# Start of Given information

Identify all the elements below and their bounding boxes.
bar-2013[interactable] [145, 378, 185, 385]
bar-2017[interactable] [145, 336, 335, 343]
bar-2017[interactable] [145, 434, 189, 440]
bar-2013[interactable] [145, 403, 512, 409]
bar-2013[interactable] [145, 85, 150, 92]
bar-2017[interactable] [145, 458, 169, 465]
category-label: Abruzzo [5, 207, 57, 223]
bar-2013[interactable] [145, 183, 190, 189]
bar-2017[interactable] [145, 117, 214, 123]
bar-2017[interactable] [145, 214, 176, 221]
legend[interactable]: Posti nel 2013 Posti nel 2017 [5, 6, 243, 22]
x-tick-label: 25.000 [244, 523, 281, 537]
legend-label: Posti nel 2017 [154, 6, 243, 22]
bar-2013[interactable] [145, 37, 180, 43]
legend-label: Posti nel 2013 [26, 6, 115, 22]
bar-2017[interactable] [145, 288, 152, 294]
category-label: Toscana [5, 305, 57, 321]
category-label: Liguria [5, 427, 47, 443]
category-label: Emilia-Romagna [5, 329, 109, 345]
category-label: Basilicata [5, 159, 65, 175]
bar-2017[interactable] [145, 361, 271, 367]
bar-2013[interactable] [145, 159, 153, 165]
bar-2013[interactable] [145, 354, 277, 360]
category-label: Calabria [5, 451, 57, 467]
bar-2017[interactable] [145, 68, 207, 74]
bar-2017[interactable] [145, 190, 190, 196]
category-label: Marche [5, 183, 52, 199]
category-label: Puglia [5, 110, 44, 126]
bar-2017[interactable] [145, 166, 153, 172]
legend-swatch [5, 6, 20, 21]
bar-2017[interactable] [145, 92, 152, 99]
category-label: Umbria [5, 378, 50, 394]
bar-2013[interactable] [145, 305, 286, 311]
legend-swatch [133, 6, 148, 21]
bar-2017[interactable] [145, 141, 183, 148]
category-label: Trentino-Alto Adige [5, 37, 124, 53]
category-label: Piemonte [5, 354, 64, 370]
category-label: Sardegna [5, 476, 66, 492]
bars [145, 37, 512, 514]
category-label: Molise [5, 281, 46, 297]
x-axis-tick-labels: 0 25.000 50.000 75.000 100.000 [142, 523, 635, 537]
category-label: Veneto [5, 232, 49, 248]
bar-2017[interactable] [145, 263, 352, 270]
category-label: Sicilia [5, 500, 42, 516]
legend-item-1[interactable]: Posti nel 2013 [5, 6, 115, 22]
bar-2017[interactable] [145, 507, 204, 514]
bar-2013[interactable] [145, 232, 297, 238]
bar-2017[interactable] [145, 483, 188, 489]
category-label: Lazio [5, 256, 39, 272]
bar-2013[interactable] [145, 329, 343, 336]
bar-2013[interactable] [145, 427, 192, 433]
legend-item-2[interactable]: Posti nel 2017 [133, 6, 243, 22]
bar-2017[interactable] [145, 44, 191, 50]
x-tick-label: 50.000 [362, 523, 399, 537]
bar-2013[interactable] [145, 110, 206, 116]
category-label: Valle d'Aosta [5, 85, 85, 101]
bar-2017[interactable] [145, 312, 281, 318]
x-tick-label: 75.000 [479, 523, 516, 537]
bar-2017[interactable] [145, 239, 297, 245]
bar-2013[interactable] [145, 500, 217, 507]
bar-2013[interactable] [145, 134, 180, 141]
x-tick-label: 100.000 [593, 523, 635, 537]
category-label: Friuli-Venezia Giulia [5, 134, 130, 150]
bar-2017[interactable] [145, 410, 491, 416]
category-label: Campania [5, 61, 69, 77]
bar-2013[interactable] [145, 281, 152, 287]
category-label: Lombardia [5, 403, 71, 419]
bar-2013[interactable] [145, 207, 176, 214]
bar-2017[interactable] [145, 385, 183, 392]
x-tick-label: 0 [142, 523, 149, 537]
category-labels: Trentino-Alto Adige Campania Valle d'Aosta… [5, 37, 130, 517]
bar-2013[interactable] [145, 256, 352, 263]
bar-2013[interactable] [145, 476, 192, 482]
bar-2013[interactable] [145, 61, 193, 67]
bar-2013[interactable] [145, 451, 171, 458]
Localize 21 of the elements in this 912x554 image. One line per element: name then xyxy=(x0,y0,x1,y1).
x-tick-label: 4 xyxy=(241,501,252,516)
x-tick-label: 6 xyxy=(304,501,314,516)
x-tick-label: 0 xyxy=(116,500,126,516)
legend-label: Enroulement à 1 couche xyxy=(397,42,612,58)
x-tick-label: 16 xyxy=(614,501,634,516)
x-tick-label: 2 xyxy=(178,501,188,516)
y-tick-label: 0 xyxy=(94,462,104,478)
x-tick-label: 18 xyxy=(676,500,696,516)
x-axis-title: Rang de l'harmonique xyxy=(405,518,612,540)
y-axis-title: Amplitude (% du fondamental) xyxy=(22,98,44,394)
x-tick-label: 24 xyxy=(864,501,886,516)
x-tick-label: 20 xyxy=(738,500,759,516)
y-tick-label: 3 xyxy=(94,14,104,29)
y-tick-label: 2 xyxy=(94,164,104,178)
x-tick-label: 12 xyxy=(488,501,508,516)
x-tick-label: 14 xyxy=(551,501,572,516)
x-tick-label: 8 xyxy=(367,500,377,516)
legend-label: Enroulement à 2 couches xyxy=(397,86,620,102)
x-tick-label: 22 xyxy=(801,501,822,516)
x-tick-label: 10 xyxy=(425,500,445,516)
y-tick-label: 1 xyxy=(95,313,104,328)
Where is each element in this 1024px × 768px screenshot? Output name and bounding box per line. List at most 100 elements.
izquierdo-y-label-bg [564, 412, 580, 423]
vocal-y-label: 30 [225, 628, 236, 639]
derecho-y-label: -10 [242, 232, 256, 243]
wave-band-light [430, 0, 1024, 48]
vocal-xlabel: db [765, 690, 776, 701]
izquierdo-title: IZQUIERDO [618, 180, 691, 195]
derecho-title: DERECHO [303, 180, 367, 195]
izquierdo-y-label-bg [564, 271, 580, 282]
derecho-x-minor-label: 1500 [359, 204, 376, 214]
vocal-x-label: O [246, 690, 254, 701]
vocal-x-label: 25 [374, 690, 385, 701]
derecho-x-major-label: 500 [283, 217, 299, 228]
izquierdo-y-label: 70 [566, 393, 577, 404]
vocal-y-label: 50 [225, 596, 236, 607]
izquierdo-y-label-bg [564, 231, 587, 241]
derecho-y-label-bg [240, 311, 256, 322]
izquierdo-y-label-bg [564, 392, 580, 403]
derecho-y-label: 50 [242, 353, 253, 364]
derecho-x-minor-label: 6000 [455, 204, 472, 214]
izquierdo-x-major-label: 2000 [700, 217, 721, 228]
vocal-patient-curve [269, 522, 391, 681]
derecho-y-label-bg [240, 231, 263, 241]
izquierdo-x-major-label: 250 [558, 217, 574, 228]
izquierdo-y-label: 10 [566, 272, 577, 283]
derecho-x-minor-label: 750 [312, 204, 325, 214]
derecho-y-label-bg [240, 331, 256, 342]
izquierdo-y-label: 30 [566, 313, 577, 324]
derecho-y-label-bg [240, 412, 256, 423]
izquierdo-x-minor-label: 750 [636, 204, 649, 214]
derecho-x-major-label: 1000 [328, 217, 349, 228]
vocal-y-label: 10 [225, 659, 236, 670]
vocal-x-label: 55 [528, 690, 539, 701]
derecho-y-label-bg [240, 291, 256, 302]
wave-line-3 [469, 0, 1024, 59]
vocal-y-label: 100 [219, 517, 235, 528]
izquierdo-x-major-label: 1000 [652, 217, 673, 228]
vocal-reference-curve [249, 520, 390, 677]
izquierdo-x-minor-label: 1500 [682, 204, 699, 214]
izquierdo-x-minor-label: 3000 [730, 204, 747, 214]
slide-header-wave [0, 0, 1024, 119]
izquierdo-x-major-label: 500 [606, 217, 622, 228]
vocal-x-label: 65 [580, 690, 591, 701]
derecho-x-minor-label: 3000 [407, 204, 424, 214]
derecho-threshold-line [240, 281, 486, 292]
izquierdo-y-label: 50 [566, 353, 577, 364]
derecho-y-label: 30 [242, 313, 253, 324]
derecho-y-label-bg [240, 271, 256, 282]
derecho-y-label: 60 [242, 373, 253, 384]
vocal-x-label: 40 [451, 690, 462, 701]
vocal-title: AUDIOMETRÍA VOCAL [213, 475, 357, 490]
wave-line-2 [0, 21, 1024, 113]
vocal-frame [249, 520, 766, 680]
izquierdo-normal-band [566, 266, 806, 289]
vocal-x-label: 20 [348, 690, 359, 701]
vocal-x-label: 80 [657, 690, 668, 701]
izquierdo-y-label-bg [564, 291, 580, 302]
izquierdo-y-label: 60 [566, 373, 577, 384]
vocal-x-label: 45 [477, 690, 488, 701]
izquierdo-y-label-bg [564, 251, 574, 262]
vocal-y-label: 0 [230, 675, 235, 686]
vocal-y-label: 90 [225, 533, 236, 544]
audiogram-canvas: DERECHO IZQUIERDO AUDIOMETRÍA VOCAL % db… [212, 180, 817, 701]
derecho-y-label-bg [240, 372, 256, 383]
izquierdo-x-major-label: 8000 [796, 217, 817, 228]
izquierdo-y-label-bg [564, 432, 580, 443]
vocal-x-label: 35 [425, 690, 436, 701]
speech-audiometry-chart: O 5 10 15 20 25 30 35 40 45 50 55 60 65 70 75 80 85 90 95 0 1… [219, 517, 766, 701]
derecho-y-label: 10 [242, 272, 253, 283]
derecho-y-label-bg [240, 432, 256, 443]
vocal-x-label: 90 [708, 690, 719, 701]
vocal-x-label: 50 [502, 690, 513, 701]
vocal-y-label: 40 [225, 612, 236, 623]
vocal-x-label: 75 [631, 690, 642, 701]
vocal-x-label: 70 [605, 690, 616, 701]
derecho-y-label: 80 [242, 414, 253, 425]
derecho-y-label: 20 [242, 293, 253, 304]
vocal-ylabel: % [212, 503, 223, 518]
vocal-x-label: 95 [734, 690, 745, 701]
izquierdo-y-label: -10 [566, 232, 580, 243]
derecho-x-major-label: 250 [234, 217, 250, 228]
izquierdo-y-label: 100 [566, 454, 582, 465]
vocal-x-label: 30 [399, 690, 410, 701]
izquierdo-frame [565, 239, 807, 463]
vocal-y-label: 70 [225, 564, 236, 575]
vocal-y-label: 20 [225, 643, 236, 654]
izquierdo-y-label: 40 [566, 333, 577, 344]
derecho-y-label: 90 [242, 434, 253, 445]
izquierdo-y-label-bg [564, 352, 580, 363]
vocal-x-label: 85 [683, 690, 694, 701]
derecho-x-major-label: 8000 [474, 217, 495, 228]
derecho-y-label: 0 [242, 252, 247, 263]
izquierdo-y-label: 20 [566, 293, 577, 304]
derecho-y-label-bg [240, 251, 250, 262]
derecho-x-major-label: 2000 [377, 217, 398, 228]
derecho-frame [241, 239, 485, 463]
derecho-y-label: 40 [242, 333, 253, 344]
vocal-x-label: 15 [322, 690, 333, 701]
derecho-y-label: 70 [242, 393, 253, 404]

# End of Given information

What are the lines of the records from the first line through the line containing "category-label: Abruzzo [5, 207, 57, 223]"? Return them verbatim, both end lines included.

• Result
Identify all the elements below and their bounding boxes.
bar-2013[interactable] [145, 378, 185, 385]
bar-2017[interactable] [145, 336, 335, 343]
bar-2017[interactable] [145, 434, 189, 440]
bar-2013[interactable] [145, 403, 512, 409]
bar-2013[interactable] [145, 85, 150, 92]
bar-2017[interactable] [145, 458, 169, 465]
category-label: Abruzzo [5, 207, 57, 223]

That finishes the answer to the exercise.